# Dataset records
— BEGIN —

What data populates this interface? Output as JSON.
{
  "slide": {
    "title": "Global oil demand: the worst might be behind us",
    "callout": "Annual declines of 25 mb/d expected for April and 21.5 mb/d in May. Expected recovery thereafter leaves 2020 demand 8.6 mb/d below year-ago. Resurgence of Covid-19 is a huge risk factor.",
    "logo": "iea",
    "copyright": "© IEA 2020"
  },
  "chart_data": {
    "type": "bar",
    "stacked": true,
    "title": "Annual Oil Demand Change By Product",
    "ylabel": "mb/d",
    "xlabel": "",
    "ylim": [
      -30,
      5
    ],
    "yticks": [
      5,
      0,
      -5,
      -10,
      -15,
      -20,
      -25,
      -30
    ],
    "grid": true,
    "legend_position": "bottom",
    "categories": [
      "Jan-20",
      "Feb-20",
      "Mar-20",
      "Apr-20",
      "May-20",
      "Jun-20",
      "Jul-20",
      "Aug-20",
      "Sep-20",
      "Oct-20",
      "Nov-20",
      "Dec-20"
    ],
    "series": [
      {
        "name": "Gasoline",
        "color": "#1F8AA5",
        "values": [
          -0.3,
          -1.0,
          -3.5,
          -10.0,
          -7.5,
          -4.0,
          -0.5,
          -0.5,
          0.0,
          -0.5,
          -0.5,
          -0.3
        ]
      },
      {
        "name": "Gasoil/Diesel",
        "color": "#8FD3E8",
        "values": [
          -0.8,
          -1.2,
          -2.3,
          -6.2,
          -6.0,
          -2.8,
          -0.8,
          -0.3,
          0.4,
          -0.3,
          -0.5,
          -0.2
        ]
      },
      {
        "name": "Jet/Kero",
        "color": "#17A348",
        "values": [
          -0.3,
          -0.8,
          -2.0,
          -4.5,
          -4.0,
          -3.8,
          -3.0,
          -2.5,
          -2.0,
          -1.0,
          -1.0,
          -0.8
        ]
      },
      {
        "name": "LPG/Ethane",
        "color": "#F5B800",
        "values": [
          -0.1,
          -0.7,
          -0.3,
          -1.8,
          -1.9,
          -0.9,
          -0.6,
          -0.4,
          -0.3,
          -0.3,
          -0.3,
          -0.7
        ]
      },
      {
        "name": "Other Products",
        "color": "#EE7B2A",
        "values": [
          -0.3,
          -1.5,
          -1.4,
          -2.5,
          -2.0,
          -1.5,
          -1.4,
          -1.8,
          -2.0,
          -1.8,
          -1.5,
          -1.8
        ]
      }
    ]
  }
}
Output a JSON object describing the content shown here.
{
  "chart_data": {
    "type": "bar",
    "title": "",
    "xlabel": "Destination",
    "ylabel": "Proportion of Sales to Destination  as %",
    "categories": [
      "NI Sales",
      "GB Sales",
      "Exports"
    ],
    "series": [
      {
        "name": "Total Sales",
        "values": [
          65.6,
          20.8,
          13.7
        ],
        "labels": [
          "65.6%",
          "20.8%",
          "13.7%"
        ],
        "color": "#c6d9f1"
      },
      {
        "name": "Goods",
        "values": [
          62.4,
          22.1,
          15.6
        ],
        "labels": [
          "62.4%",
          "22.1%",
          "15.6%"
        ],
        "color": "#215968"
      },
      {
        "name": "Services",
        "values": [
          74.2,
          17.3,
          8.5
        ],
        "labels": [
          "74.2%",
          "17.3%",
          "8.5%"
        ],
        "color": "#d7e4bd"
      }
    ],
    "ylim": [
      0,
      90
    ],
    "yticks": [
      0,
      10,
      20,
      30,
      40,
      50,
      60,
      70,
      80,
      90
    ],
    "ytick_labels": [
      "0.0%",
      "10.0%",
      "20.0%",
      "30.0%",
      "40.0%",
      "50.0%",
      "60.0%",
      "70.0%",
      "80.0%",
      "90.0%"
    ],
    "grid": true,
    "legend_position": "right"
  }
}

— END —

# Brief
Gather every line from the listing above in which the word "Output" appears.

# Task result
What data populates this interface? Output as JSON.
Output a JSON object describing the content shown here.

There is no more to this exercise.